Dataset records

------

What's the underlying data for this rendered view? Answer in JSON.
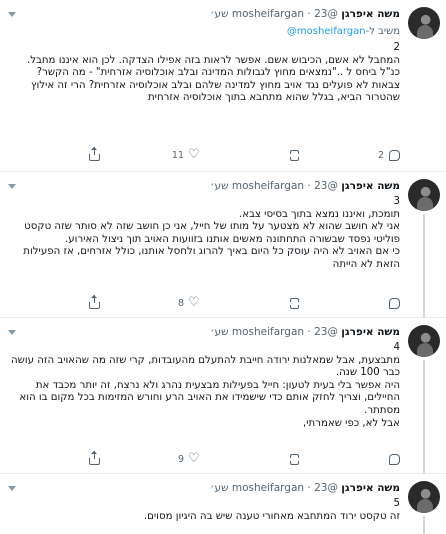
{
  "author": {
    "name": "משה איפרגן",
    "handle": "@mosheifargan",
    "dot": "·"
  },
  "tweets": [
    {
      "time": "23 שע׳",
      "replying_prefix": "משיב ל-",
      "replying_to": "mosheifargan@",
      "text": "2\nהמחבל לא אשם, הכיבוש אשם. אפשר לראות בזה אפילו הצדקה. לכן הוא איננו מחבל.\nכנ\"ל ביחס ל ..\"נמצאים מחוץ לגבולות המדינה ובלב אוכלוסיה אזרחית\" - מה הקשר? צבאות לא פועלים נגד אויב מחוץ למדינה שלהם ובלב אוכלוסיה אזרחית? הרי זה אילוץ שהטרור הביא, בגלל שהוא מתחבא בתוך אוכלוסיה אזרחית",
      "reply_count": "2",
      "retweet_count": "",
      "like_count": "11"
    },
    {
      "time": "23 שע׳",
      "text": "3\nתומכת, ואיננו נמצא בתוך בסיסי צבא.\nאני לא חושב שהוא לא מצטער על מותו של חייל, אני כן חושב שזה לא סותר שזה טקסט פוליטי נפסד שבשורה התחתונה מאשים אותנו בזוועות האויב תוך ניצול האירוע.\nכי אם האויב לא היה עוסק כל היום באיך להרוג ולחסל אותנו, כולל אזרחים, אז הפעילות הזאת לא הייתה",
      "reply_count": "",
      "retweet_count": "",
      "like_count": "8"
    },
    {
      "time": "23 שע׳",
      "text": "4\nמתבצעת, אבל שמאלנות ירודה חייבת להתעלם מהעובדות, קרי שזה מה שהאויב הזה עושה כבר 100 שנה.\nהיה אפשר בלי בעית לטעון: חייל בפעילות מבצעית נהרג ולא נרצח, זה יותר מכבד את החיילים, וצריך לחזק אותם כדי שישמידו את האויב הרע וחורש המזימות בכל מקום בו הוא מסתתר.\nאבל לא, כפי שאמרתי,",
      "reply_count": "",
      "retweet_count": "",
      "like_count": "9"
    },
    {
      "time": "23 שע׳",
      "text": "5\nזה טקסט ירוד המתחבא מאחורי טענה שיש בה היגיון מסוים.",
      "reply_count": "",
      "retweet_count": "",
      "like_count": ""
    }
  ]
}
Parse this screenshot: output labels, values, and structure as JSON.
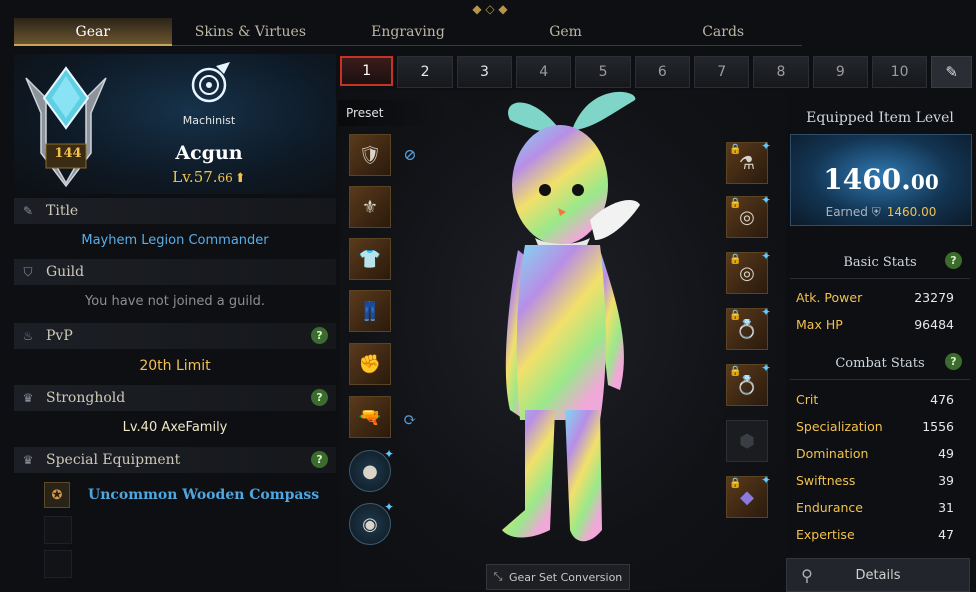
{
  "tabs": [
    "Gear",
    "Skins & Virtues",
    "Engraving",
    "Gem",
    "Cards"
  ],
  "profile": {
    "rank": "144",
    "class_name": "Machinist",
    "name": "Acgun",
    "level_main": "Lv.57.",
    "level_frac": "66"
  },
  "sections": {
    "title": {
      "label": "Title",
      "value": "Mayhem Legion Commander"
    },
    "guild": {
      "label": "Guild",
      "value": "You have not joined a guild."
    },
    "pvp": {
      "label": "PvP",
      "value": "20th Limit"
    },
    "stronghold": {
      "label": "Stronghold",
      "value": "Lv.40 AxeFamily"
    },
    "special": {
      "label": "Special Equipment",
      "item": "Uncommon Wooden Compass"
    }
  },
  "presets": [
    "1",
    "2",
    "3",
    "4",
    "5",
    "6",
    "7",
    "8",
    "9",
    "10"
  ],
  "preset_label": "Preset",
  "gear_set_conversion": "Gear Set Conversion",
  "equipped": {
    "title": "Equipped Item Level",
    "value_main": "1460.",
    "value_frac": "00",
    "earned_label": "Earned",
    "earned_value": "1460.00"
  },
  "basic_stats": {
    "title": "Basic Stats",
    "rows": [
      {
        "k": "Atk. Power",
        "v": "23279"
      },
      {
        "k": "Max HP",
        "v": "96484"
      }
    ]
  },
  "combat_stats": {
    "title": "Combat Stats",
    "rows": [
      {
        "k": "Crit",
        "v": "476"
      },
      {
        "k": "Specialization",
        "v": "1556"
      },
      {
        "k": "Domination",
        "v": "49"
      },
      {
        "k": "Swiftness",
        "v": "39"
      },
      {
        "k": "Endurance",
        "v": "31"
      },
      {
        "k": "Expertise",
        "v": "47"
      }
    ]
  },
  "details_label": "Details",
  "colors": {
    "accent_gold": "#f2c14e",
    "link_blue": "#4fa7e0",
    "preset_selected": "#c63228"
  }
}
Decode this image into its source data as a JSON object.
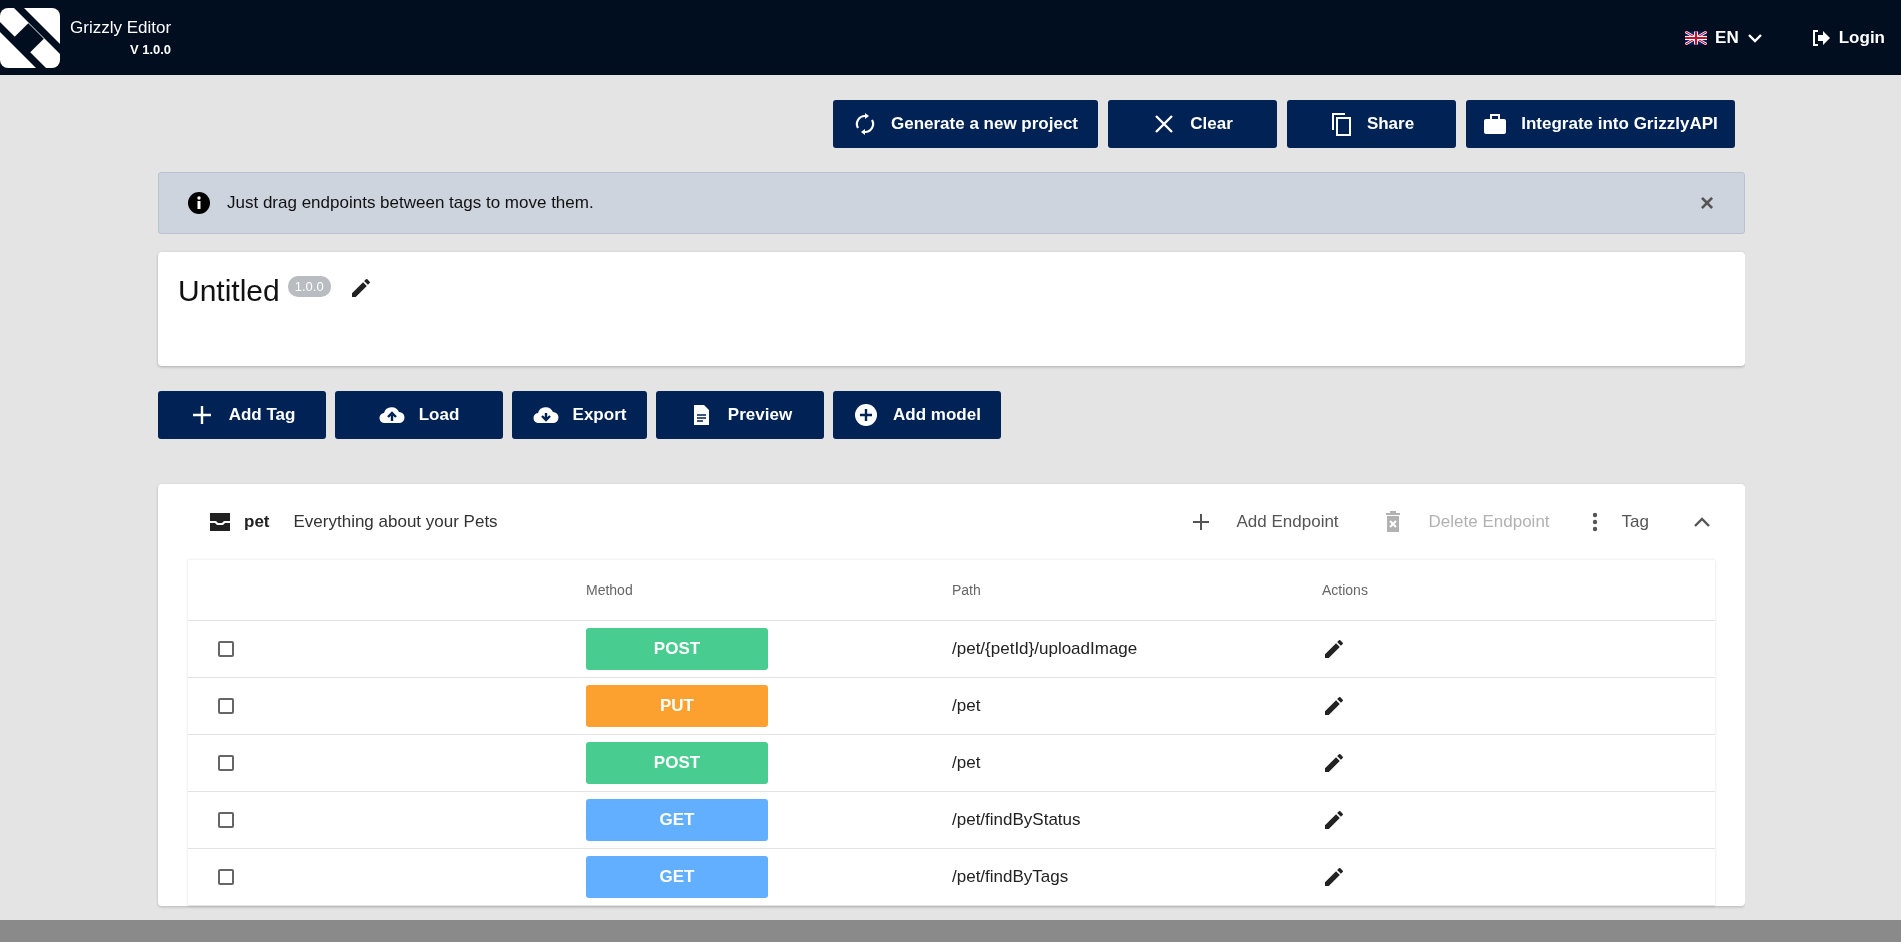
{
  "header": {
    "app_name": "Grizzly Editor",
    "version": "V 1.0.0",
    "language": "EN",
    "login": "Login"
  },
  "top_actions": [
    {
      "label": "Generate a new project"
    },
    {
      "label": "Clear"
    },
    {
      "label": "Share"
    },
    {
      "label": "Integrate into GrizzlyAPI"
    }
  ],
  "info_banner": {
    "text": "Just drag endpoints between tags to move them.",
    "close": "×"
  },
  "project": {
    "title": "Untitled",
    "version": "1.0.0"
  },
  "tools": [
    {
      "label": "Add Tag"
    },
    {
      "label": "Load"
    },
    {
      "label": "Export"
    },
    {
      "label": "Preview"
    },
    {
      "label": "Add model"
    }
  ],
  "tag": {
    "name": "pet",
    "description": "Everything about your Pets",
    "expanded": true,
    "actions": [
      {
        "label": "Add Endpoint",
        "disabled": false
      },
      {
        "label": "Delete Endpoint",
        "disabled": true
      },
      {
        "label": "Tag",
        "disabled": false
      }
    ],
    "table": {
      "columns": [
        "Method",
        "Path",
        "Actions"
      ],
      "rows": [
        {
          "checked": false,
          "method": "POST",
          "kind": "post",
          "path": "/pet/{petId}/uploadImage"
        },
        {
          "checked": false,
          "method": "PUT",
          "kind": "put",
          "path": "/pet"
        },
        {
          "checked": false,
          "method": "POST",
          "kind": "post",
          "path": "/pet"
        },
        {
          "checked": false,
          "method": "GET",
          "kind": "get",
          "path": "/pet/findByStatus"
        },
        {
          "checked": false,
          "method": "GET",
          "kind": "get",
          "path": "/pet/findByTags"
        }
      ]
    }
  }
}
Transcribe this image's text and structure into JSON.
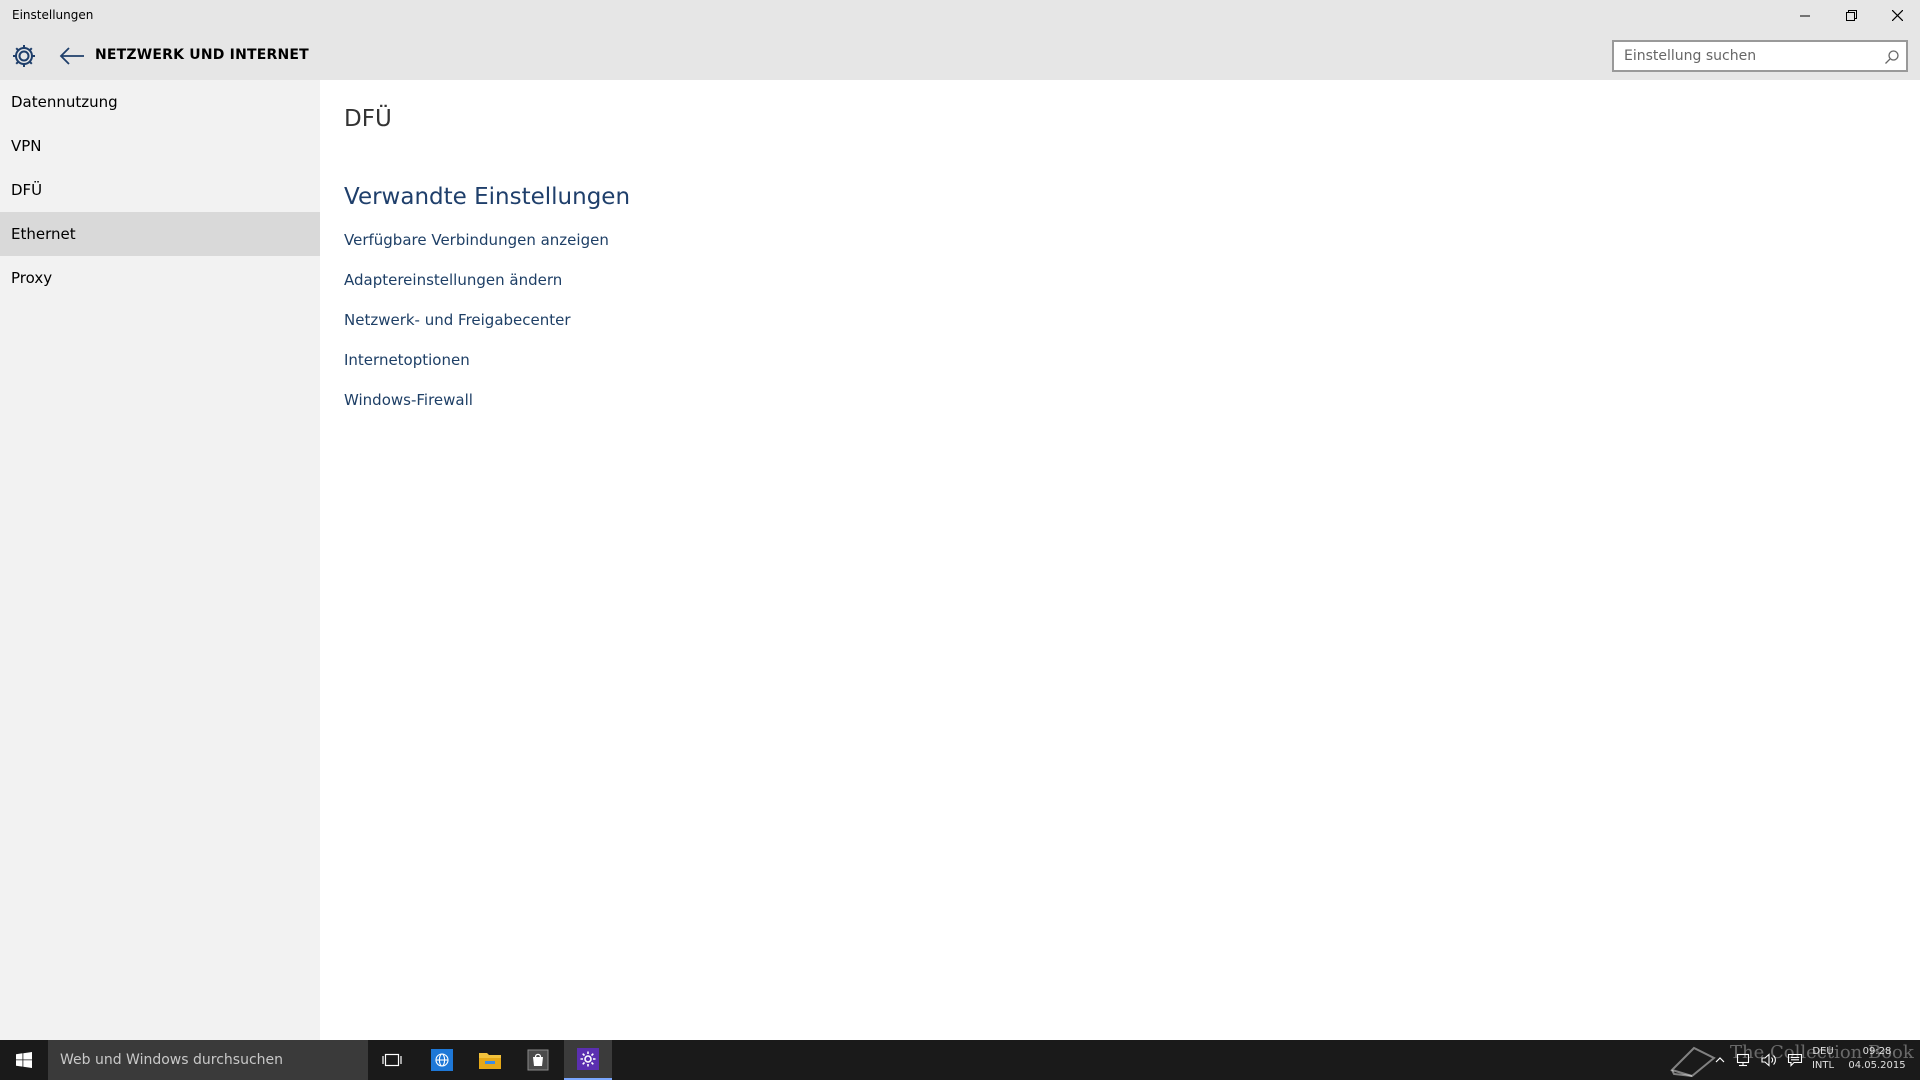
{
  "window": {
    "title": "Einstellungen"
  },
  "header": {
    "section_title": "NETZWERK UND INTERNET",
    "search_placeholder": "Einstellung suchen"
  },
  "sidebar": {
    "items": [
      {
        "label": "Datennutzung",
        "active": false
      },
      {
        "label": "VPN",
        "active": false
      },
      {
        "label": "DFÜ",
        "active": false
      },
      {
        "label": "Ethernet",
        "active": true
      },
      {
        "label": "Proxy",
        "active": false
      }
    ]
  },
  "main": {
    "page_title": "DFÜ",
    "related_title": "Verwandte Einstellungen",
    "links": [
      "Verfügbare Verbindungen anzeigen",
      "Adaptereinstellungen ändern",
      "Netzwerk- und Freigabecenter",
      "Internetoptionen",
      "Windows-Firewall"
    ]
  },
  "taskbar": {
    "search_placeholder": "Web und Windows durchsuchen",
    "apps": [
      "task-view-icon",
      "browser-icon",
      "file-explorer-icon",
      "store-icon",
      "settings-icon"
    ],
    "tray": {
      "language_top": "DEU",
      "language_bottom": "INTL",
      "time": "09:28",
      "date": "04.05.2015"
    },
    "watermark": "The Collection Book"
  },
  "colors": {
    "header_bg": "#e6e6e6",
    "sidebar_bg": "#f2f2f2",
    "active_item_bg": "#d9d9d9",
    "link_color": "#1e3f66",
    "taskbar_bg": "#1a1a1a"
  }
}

------

What is expected -
Write out all the entries word for word, but skip any images.

Solution for this exercise -
What's the underlying data for this rendered view? Answer in JSON.
{
  "author": {
    "name": "משה איפרגן",
    "handle": "@mosheifargan",
    "dot": "·"
  },
  "tweets": [
    {
      "time": "23 שע׳",
      "replying_prefix": "משיב ל-",
      "replying_to": "mosheifargan@",
      "text": "2\nהמחבל לא אשם, הכיבוש אשם. אפשר לראות בזה אפילו הצדקה. לכן הוא איננו מחבל.\nכנ\"ל ביחס ל ..\"נמצאים מחוץ לגבולות המדינה ובלב אוכלוסיה אזרחית\" - מה הקשר? צבאות לא פועלים נגד אויב מחוץ למדינה שלהם ובלב אוכלוסיה אזרחית? הרי זה אילוץ שהטרור הביא, בגלל שהוא מתחבא בתוך אוכלוסיה אזרחית",
      "reply_count": "2",
      "retweet_count": "",
      "like_count": "11"
    },
    {
      "time": "23 שע׳",
      "text": "3\nתומכת, ואיננו נמצא בתוך בסיסי צבא.\nאני לא חושב שהוא לא מצטער על מותו של חייל, אני כן חושב שזה לא סותר שזה טקסט פוליטי נפסד שבשורה התחתונה מאשים אותנו בזוועות האויב תוך ניצול האירוע.\nכי אם האויב לא היה עוסק כל היום באיך להרוג ולחסל אותנו, כולל אזרחים, אז הפעילות הזאת לא הייתה",
      "reply_count": "",
      "retweet_count": "",
      "like_count": "8"
    },
    {
      "time": "23 שע׳",
      "text": "4\nמתבצעת, אבל שמאלנות ירודה חייבת להתעלם מהעובדות, קרי שזה מה שהאויב הזה עושה כבר 100 שנה.\nהיה אפשר בלי בעית לטעון: חייל בפעילות מבצעית נהרג ולא נרצח, זה יותר מכבד את החיילים, וצריך לחזק אותם כדי שישמידו את האויב הרע וחורש המזימות בכל מקום בו הוא מסתתר.\nאבל לא, כפי שאמרתי,",
      "reply_count": "",
      "retweet_count": "",
      "like_count": "9"
    },
    {
      "time": "23 שע׳",
      "text": "5\nזה טקסט ירוד המתחבא מאחורי טענה שיש בה היגיון מסוים.",
      "reply_count": "",
      "retweet_count": "",
      "like_count": ""
    }
  ]
}
Parse this screenshot: output labels, values, and structure as JSON.
{
  "tabs": [
    "Gear",
    "Skins & Virtues",
    "Engraving",
    "Gem",
    "Cards"
  ],
  "profile": {
    "rank": "144",
    "class_name": "Machinist",
    "name": "Acgun",
    "level_main": "Lv.57.",
    "level_frac": "66"
  },
  "sections": {
    "title": {
      "label": "Title",
      "value": "Mayhem Legion Commander"
    },
    "guild": {
      "label": "Guild",
      "value": "You have not joined a guild."
    },
    "pvp": {
      "label": "PvP",
      "value": "20th Limit"
    },
    "stronghold": {
      "label": "Stronghold",
      "value": "Lv.40 AxeFamily"
    },
    "special": {
      "label": "Special Equipment",
      "item": "Uncommon Wooden Compass"
    }
  },
  "presets": [
    "1",
    "2",
    "3",
    "4",
    "5",
    "6",
    "7",
    "8",
    "9",
    "10"
  ],
  "preset_label": "Preset",
  "gear_set_conversion": "Gear Set Conversion",
  "equipped": {
    "title": "Equipped Item Level",
    "value_main": "1460.",
    "value_frac": "00",
    "earned_label": "Earned",
    "earned_value": "1460.00"
  },
  "basic_stats": {
    "title": "Basic Stats",
    "rows": [
      {
        "k": "Atk. Power",
        "v": "23279"
      },
      {
        "k": "Max HP",
        "v": "96484"
      }
    ]
  },
  "combat_stats": {
    "title": "Combat Stats",
    "rows": [
      {
        "k": "Crit",
        "v": "476"
      },
      {
        "k": "Specialization",
        "v": "1556"
      },
      {
        "k": "Domination",
        "v": "49"
      },
      {
        "k": "Swiftness",
        "v": "39"
      },
      {
        "k": "Endurance",
        "v": "31"
      },
      {
        "k": "Expertise",
        "v": "47"
      }
    ]
  },
  "details_label": "Details",
  "colors": {
    "accent_gold": "#f2c14e",
    "link_blue": "#4fa7e0",
    "preset_selected": "#c63228"
  }
}
Decode this image into its source data as a JSON object.
{
  "header": {
    "app_name": "Grizzly Editor",
    "version": "V 1.0.0",
    "language": "EN",
    "login": "Login"
  },
  "top_actions": [
    {
      "label": "Generate a new project"
    },
    {
      "label": "Clear"
    },
    {
      "label": "Share"
    },
    {
      "label": "Integrate into GrizzlyAPI"
    }
  ],
  "info_banner": {
    "text": "Just drag endpoints between tags to move them.",
    "close": "×"
  },
  "project": {
    "title": "Untitled",
    "version": "1.0.0"
  },
  "tools": [
    {
      "label": "Add Tag"
    },
    {
      "label": "Load"
    },
    {
      "label": "Export"
    },
    {
      "label": "Preview"
    },
    {
      "label": "Add model"
    }
  ],
  "tag": {
    "name": "pet",
    "description": "Everything about your Pets",
    "expanded": true,
    "actions": [
      {
        "label": "Add Endpoint",
        "disabled": false
      },
      {
        "label": "Delete Endpoint",
        "disabled": true
      },
      {
        "label": "Tag",
        "disabled": false
      }
    ],
    "table": {
      "columns": [
        "Method",
        "Path",
        "Actions"
      ],
      "rows": [
        {
          "checked": false,
          "method": "POST",
          "kind": "post",
          "path": "/pet/{petId}/uploadImage"
        },
        {
          "checked": false,
          "method": "PUT",
          "kind": "put",
          "path": "/pet"
        },
        {
          "checked": false,
          "method": "POST",
          "kind": "post",
          "path": "/pet"
        },
        {
          "checked": false,
          "method": "GET",
          "kind": "get",
          "path": "/pet/findByStatus"
        },
        {
          "checked": false,
          "method": "GET",
          "kind": "get",
          "path": "/pet/findByTags"
        }
      ]
    }
  }
}
Transcribe this image's text and structure into JSON.
{
  "window": {
    "title": "Einstellungen"
  },
  "header": {
    "section_title": "NETZWERK UND INTERNET",
    "search_placeholder": "Einstellung suchen"
  },
  "sidebar": {
    "items": [
      {
        "label": "Datennutzung",
        "active": false
      },
      {
        "label": "VPN",
        "active": false
      },
      {
        "label": "DFÜ",
        "active": false
      },
      {
        "label": "Ethernet",
        "active": true
      },
      {
        "label": "Proxy",
        "active": false
      }
    ]
  },
  "main": {
    "page_title": "DFÜ",
    "related_title": "Verwandte Einstellungen",
    "links": [
      "Verfügbare Verbindungen anzeigen",
      "Adaptereinstellungen ändern",
      "Netzwerk- und Freigabecenter",
      "Internetoptionen",
      "Windows-Firewall"
    ]
  },
  "taskbar": {
    "search_placeholder": "Web und Windows durchsuchen",
    "apps": [
      "task-view-icon",
      "browser-icon",
      "file-explorer-icon",
      "store-icon",
      "settings-icon"
    ],
    "tray": {
      "language_top": "DEU",
      "language_bottom": "INTL",
      "time": "09:28",
      "date": "04.05.2015"
    },
    "watermark": "The Collection Book"
  },
  "colors": {
    "header_bg": "#e6e6e6",
    "sidebar_bg": "#f2f2f2",
    "active_item_bg": "#d9d9d9",
    "link_color": "#1e3f66",
    "taskbar_bg": "#1a1a1a"
  }
}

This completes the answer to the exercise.